▸ AIM
Write each record again exactly as it stands.

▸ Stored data
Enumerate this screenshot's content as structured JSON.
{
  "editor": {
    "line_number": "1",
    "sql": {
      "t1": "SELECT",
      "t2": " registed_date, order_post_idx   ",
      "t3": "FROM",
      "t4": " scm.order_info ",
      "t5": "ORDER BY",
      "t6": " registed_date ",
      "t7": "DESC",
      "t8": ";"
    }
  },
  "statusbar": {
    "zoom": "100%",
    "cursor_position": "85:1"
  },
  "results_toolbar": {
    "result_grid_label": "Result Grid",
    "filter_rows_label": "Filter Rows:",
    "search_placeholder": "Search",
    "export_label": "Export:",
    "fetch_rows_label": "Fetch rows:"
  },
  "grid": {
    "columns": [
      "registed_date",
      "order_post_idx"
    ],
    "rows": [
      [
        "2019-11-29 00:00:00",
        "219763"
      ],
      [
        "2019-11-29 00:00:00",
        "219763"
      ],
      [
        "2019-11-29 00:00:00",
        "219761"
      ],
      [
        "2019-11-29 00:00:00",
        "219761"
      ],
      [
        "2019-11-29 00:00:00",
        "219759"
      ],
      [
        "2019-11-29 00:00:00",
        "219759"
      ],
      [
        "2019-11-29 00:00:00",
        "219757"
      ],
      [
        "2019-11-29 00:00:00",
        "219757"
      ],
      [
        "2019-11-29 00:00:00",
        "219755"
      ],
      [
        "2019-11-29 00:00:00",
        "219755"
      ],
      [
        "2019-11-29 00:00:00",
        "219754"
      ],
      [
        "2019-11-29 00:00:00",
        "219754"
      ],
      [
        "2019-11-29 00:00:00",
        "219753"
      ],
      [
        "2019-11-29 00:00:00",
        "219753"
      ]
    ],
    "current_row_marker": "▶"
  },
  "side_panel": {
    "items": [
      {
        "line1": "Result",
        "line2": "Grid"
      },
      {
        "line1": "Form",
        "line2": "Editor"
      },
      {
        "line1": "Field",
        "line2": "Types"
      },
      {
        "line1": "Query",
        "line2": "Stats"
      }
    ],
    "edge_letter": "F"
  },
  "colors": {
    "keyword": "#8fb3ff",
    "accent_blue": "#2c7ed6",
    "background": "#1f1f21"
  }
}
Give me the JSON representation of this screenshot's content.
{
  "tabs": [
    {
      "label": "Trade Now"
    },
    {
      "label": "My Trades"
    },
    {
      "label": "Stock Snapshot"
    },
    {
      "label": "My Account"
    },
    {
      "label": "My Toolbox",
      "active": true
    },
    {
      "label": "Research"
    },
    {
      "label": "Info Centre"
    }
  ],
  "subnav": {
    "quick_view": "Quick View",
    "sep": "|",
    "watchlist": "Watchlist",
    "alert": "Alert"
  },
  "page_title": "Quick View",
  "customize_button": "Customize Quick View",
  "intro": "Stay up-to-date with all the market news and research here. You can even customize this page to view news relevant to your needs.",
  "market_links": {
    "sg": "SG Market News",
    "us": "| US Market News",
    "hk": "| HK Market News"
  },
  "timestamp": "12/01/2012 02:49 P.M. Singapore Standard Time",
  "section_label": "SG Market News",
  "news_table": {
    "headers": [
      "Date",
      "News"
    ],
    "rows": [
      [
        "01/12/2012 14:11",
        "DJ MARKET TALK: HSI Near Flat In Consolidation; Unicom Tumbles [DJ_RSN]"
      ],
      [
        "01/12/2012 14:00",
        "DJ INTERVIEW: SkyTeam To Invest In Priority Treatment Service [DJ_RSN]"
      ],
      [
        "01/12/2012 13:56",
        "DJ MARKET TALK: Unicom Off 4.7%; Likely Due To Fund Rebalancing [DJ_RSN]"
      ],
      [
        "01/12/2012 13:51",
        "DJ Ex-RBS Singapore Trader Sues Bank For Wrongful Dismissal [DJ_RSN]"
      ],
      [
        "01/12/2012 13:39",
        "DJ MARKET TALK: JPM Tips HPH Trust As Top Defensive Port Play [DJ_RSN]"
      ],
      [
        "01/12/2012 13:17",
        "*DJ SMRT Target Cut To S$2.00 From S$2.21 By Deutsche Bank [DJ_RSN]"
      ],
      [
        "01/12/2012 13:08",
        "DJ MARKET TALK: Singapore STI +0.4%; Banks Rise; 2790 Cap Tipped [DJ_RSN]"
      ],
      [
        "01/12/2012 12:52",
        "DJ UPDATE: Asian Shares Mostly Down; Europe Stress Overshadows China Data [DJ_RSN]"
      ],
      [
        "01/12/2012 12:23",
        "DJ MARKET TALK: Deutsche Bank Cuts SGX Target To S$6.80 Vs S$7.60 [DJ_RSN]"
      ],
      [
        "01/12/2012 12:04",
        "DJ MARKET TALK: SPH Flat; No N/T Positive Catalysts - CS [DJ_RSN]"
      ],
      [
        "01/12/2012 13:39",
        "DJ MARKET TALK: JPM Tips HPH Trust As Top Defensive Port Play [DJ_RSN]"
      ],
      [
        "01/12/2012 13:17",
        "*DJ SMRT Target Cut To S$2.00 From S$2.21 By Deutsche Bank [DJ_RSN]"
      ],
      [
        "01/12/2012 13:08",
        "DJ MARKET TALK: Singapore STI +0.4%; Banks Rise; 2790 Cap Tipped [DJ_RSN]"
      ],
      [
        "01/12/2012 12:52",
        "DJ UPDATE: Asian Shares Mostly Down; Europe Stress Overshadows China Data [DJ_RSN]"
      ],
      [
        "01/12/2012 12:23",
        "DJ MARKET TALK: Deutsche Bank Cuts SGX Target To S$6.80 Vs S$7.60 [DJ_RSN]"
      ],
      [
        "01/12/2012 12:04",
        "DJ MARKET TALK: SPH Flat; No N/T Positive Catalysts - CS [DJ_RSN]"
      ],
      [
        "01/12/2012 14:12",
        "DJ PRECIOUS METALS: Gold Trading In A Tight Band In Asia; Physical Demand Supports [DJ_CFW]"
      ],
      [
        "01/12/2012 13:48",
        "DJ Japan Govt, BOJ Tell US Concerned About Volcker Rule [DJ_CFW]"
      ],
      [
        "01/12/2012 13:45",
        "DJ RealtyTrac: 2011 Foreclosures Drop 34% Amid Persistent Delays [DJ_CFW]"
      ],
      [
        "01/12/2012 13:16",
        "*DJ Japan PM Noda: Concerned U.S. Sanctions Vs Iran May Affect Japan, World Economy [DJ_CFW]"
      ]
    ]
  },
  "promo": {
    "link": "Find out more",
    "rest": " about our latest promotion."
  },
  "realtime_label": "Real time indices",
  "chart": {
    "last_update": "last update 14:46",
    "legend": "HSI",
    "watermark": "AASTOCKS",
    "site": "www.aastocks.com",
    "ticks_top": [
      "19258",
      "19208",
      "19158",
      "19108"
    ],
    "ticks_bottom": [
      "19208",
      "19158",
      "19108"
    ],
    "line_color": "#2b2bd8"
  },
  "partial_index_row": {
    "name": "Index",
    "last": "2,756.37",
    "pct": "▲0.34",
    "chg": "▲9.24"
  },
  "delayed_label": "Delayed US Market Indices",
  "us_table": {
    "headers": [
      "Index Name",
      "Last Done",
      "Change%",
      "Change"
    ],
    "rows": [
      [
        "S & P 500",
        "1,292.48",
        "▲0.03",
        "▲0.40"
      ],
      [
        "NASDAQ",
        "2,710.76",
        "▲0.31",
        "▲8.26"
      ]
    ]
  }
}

▸ THE SOLUTION
Enumerate this screenshot's content as structured JSON.
{
  "editor": {
    "line_number": "1",
    "sql": {
      "t1": "SELECT",
      "t2": " registed_date, order_post_idx   ",
      "t3": "FROM",
      "t4": " scm.order_info ",
      "t5": "ORDER BY",
      "t6": " registed_date ",
      "t7": "DESC",
      "t8": ";"
    }
  },
  "statusbar": {
    "zoom": "100%",
    "cursor_position": "85:1"
  },
  "results_toolbar": {
    "result_grid_label": "Result Grid",
    "filter_rows_label": "Filter Rows:",
    "search_placeholder": "Search",
    "export_label": "Export:",
    "fetch_rows_label": "Fetch rows:"
  },
  "grid": {
    "columns": [
      "registed_date",
      "order_post_idx"
    ],
    "rows": [
      [
        "2019-11-29 00:00:00",
        "219763"
      ],
      [
        "2019-11-29 00:00:00",
        "219763"
      ],
      [
        "2019-11-29 00:00:00",
        "219761"
      ],
      [
        "2019-11-29 00:00:00",
        "219761"
      ],
      [
        "2019-11-29 00:00:00",
        "219759"
      ],
      [
        "2019-11-29 00:00:00",
        "219759"
      ],
      [
        "2019-11-29 00:00:00",
        "219757"
      ],
      [
        "2019-11-29 00:00:00",
        "219757"
      ],
      [
        "2019-11-29 00:00:00",
        "219755"
      ],
      [
        "2019-11-29 00:00:00",
        "219755"
      ],
      [
        "2019-11-29 00:00:00",
        "219754"
      ],
      [
        "2019-11-29 00:00:00",
        "219754"
      ],
      [
        "2019-11-29 00:00:00",
        "219753"
      ],
      [
        "2019-11-29 00:00:00",
        "219753"
      ]
    ],
    "current_row_marker": "▶"
  },
  "side_panel": {
    "items": [
      {
        "line1": "Result",
        "line2": "Grid"
      },
      {
        "line1": "Form",
        "line2": "Editor"
      },
      {
        "line1": "Field",
        "line2": "Types"
      },
      {
        "line1": "Query",
        "line2": "Stats"
      }
    ],
    "edge_letter": "F"
  },
  "colors": {
    "keyword": "#8fb3ff",
    "accent_blue": "#2c7ed6",
    "background": "#1f1f21"
  }
}
Give me the JSON representation of this screenshot's content.
{
  "tabs": [
    {
      "label": "Trade Now"
    },
    {
      "label": "My Trades"
    },
    {
      "label": "Stock Snapshot"
    },
    {
      "label": "My Account"
    },
    {
      "label": "My Toolbox",
      "active": true
    },
    {
      "label": "Research"
    },
    {
      "label": "Info Centre"
    }
  ],
  "subnav": {
    "quick_view": "Quick View",
    "sep": "|",
    "watchlist": "Watchlist",
    "alert": "Alert"
  },
  "page_title": "Quick View",
  "customize_button": "Customize Quick View",
  "intro": "Stay up-to-date with all the market news and research here. You can even customize this page to view news relevant to your needs.",
  "market_links": {
    "sg": "SG Market News",
    "us": "| US Market News",
    "hk": "| HK Market News"
  },
  "timestamp": "12/01/2012 02:49 P.M. Singapore Standard Time",
  "section_label": "SG Market News",
  "news_table": {
    "headers": [
      "Date",
      "News"
    ],
    "rows": [
      [
        "01/12/2012 14:11",
        "DJ MARKET TALK: HSI Near Flat In Consolidation; Unicom Tumbles [DJ_RSN]"
      ],
      [
        "01/12/2012 14:00",
        "DJ INTERVIEW: SkyTeam To Invest In Priority Treatment Service [DJ_RSN]"
      ],
      [
        "01/12/2012 13:56",
        "DJ MARKET TALK: Unicom Off 4.7%; Likely Due To Fund Rebalancing [DJ_RSN]"
      ],
      [
        "01/12/2012 13:51",
        "DJ Ex-RBS Singapore Trader Sues Bank For Wrongful Dismissal [DJ_RSN]"
      ],
      [
        "01/12/2012 13:39",
        "DJ MARKET TALK: JPM Tips HPH Trust As Top Defensive Port Play [DJ_RSN]"
      ],
      [
        "01/12/2012 13:17",
        "*DJ SMRT Target Cut To S$2.00 From S$2.21 By Deutsche Bank [DJ_RSN]"
      ],
      [
        "01/12/2012 13:08",
        "DJ MARKET TALK: Singapore STI +0.4%; Banks Rise; 2790 Cap Tipped [DJ_RSN]"
      ],
      [
        "01/12/2012 12:52",
        "DJ UPDATE: Asian Shares Mostly Down; Europe Stress Overshadows China Data [DJ_RSN]"
      ],
      [
        "01/12/2012 12:23",
        "DJ MARKET TALK: Deutsche Bank Cuts SGX Target To S$6.80 Vs S$7.60 [DJ_RSN]"
      ],
      [
        "01/12/2012 12:04",
        "DJ MARKET TALK: SPH Flat; No N/T Positive Catalysts - CS [DJ_RSN]"
      ],
      [
        "01/12/2012 13:39",
        "DJ MARKET TALK: JPM Tips HPH Trust As Top Defensive Port Play [DJ_RSN]"
      ],
      [
        "01/12/2012 13:17",
        "*DJ SMRT Target Cut To S$2.00 From S$2.21 By Deutsche Bank [DJ_RSN]"
      ],
      [
        "01/12/2012 13:08",
        "DJ MARKET TALK: Singapore STI +0.4%; Banks Rise; 2790 Cap Tipped [DJ_RSN]"
      ],
      [
        "01/12/2012 12:52",
        "DJ UPDATE: Asian Shares Mostly Down; Europe Stress Overshadows China Data [DJ_RSN]"
      ],
      [
        "01/12/2012 12:23",
        "DJ MARKET TALK: Deutsche Bank Cuts SGX Target To S$6.80 Vs S$7.60 [DJ_RSN]"
      ],
      [
        "01/12/2012 12:04",
        "DJ MARKET TALK: SPH Flat; No N/T Positive Catalysts - CS [DJ_RSN]"
      ],
      [
        "01/12/2012 14:12",
        "DJ PRECIOUS METALS: Gold Trading In A Tight Band In Asia; Physical Demand Supports [DJ_CFW]"
      ],
      [
        "01/12/2012 13:48",
        "DJ Japan Govt, BOJ Tell US Concerned About Volcker Rule [DJ_CFW]"
      ],
      [
        "01/12/2012 13:45",
        "DJ RealtyTrac: 2011 Foreclosures Drop 34% Amid Persistent Delays [DJ_CFW]"
      ],
      [
        "01/12/2012 13:16",
        "*DJ Japan PM Noda: Concerned U.S. Sanctions Vs Iran May Affect Japan, World Economy [DJ_CFW]"
      ]
    ]
  },
  "promo": {
    "link": "Find out more",
    "rest": " about our latest promotion."
  },
  "realtime_label": "Real time indices",
  "chart": {
    "last_update": "last update 14:46",
    "legend": "HSI",
    "watermark": "AASTOCKS",
    "site": "www.aastocks.com",
    "ticks_top": [
      "19258",
      "19208",
      "19158",
      "19108"
    ],
    "ticks_bottom": [
      "19208",
      "19158",
      "19108"
    ],
    "line_color": "#2b2bd8"
  },
  "partial_index_row": {
    "name": "Index",
    "last": "2,756.37",
    "pct": "▲0.34",
    "chg": "▲9.24"
  },
  "delayed_label": "Delayed US Market Indices",
  "us_table": {
    "headers": [
      "Index Name",
      "Last Done",
      "Change%",
      "Change"
    ],
    "rows": [
      [
        "S & P 500",
        "1,292.48",
        "▲0.03",
        "▲0.40"
      ],
      [
        "NASDAQ",
        "2,710.76",
        "▲0.31",
        "▲8.26"
      ]
    ]
  }
}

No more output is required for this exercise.